### SHORT PROBLEM
Filter the records below and copy every line containing the word "data".

Stored records

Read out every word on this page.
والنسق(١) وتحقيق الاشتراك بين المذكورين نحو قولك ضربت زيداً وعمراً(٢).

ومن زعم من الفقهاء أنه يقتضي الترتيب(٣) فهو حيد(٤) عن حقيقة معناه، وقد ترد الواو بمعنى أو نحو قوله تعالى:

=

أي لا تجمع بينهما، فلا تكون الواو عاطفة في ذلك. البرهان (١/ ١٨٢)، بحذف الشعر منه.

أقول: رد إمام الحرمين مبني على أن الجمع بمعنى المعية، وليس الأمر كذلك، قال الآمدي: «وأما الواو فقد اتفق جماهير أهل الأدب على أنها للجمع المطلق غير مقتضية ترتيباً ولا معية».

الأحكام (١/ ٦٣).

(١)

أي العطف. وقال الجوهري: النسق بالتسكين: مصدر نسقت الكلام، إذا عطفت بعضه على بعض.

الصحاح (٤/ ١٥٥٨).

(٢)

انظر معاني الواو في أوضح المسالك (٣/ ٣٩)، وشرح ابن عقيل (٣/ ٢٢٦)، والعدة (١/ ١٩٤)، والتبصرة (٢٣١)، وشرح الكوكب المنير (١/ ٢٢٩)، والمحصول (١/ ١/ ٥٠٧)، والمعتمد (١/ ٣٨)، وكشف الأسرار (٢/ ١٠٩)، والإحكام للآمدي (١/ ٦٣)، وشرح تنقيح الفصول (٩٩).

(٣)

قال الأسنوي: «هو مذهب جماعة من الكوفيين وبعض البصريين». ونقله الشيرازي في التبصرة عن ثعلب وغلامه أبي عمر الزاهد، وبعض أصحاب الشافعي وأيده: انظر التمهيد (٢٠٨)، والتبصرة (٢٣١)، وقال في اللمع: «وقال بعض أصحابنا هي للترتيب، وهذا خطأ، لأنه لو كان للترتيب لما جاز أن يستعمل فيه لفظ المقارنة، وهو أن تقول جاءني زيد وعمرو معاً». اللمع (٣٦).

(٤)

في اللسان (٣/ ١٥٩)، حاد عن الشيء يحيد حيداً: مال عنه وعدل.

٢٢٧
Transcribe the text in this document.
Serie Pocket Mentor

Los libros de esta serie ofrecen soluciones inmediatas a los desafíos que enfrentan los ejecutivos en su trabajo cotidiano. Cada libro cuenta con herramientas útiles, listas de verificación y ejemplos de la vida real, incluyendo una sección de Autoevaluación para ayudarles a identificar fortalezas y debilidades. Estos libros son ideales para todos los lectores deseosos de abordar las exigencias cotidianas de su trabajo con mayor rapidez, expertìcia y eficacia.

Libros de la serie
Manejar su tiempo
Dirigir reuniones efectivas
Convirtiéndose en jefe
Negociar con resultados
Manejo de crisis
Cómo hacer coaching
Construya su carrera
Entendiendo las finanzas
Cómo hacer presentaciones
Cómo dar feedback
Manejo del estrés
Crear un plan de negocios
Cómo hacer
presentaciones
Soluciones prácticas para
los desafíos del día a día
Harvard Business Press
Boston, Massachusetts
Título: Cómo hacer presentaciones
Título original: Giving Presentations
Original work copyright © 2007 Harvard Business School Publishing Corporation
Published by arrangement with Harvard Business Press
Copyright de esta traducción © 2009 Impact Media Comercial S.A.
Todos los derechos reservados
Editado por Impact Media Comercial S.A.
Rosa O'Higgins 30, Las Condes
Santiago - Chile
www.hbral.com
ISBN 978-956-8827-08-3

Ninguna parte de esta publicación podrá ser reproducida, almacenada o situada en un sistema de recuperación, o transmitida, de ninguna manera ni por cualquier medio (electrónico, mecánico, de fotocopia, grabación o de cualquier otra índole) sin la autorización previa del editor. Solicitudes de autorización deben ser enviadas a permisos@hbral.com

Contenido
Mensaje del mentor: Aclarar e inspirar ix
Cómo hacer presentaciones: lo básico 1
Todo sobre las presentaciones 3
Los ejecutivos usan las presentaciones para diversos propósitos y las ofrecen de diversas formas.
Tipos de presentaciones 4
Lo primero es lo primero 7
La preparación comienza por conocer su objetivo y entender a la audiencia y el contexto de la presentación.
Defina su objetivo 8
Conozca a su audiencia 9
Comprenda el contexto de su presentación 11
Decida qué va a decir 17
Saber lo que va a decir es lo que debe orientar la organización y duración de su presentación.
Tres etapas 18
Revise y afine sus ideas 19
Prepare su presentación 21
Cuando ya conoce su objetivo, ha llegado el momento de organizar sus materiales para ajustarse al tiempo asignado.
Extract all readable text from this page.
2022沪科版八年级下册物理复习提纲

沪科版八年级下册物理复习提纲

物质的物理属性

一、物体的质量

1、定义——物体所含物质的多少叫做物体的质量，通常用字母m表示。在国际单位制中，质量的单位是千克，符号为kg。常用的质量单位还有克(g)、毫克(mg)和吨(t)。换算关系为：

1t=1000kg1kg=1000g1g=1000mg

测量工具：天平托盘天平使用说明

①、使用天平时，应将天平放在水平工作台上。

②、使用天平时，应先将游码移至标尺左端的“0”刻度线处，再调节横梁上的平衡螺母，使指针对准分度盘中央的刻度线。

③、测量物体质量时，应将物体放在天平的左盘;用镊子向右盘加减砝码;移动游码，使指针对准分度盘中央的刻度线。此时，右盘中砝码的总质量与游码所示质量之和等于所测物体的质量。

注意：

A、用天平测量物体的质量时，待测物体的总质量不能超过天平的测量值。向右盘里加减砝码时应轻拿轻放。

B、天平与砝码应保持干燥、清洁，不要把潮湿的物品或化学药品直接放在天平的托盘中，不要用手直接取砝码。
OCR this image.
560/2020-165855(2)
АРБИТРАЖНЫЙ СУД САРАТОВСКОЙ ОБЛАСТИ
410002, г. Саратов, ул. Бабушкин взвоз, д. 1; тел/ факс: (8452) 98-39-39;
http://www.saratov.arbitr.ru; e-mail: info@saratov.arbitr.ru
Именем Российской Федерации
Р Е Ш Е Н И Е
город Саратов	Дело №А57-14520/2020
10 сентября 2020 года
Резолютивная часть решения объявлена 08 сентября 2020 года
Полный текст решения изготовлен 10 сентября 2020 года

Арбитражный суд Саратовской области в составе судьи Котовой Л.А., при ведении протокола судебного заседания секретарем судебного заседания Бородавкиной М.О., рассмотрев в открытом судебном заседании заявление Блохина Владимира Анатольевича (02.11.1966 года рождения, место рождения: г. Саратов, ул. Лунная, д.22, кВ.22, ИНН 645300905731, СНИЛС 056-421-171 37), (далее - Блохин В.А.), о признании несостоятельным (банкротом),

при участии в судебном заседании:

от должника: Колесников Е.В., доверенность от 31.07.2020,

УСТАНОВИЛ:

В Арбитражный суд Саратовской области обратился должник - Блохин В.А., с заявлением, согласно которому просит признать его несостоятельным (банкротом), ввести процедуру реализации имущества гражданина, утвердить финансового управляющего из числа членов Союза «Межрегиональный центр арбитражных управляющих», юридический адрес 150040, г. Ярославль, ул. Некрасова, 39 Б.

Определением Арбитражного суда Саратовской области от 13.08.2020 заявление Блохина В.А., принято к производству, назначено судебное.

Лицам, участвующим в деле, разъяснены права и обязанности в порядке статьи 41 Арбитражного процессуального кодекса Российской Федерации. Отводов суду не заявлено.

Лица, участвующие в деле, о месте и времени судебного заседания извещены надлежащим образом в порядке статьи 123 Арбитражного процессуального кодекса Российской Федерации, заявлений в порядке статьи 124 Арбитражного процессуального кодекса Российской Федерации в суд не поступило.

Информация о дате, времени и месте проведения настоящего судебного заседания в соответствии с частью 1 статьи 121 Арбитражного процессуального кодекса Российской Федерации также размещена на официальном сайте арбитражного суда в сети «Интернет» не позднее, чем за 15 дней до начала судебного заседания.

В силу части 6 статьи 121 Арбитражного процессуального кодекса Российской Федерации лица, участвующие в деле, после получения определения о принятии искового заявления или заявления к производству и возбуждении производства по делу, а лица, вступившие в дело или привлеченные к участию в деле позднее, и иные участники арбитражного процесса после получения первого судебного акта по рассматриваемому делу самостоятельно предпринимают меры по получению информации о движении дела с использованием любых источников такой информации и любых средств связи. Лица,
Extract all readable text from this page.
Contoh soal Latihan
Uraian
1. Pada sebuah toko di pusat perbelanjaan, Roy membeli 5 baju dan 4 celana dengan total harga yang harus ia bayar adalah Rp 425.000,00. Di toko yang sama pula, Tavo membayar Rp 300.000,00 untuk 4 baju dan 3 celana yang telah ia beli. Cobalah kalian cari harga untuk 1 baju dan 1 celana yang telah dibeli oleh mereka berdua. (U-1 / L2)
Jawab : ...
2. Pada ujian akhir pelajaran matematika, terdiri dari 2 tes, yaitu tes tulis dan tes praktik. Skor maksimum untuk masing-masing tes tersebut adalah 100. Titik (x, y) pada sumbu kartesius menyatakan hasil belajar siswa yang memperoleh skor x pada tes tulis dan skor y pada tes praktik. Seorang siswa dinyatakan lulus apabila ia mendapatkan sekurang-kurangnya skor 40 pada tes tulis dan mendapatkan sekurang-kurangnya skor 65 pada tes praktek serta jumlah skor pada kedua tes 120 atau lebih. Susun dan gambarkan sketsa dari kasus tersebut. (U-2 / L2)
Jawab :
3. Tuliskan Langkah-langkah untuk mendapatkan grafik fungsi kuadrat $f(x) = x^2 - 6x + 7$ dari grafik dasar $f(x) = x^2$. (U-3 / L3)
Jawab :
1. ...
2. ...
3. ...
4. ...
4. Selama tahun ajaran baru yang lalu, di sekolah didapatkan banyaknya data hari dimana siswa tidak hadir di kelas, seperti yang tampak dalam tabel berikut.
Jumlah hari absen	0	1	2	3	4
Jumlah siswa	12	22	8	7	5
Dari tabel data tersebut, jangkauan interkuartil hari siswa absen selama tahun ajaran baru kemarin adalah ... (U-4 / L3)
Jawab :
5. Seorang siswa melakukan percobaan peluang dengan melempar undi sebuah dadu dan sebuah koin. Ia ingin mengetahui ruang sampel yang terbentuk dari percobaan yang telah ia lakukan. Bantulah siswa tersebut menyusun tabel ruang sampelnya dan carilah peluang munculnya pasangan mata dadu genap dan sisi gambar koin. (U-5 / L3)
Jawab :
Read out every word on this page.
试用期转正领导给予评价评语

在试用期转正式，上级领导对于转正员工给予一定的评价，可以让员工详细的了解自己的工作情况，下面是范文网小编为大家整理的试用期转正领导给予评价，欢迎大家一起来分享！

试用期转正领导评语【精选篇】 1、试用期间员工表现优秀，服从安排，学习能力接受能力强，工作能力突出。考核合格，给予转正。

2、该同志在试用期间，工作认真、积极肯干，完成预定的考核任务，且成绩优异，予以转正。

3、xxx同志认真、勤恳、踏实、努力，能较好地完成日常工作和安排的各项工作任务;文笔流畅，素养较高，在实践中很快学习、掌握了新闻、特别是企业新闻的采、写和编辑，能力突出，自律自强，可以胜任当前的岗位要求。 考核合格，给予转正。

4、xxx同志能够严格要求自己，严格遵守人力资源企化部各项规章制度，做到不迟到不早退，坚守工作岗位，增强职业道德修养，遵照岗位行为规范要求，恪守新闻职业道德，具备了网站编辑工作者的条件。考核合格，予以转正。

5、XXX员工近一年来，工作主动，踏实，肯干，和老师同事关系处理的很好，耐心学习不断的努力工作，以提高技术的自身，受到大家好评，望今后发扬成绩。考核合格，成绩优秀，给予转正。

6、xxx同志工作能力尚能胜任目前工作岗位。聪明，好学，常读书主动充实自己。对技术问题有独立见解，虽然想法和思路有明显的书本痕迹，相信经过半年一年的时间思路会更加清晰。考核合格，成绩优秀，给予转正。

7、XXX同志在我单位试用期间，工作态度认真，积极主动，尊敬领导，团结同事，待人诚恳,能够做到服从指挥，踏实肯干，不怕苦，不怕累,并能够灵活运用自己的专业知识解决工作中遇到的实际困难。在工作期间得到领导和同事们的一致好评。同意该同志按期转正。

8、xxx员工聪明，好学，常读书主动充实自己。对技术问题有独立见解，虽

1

### WORKED ANSWER
4. Selama tahun ajaran baru yang lalu, di sekolah didapatkan banyaknya data hari dimana siswa tidak hadir di kelas, seperti yang tampak dalam tabel berikut.
Dari tabel data tersebut, jangkauan interkuartil hari siswa absen selama tahun ajaran baru kemarin adalah ... (U-4 / L3)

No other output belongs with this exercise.